WHAT IS ASKED » Write out all lines holding the word "thousand".

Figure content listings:
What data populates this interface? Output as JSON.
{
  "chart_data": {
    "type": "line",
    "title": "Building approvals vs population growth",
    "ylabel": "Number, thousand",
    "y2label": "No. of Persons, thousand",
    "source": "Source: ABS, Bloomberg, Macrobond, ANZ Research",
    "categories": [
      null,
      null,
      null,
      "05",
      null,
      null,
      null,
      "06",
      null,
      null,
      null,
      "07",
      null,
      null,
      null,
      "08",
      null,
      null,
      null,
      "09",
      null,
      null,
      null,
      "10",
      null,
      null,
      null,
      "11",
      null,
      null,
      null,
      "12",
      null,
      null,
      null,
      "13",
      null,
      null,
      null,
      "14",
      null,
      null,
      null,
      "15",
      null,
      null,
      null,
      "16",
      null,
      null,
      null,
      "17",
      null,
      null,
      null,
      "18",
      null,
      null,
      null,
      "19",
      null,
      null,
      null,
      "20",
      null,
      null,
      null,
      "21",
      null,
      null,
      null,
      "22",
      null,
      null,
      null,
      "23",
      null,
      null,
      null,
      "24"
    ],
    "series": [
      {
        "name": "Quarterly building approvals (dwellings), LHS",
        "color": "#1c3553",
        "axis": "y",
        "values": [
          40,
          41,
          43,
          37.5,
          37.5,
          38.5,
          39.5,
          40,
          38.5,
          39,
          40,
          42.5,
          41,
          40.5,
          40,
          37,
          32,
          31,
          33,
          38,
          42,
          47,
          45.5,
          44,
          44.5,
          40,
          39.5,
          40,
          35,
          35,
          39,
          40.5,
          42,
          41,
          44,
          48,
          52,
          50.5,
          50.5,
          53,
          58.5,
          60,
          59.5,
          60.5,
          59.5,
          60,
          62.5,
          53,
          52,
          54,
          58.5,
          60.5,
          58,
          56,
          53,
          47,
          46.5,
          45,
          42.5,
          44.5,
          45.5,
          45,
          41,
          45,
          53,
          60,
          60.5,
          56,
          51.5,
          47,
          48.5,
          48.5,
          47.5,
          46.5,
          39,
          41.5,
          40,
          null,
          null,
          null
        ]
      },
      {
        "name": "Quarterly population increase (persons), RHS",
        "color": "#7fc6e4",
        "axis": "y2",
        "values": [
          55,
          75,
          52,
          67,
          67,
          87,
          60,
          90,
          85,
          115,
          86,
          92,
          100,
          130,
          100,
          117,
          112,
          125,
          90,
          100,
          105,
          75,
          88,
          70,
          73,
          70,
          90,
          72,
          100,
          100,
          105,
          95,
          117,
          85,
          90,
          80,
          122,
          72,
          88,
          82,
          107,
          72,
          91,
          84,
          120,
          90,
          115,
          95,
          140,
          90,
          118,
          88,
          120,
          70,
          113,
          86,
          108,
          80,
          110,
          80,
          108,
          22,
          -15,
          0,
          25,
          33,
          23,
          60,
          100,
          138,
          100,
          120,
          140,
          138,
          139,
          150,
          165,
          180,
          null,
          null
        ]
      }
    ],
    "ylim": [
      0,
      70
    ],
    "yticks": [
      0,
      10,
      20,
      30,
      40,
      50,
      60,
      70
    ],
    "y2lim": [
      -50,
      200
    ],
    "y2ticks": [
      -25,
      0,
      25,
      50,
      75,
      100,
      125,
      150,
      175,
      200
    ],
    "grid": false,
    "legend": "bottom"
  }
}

RESULT »
    "ylabel": "Number, thousand",
    "y2label": "No. of Persons, thousand",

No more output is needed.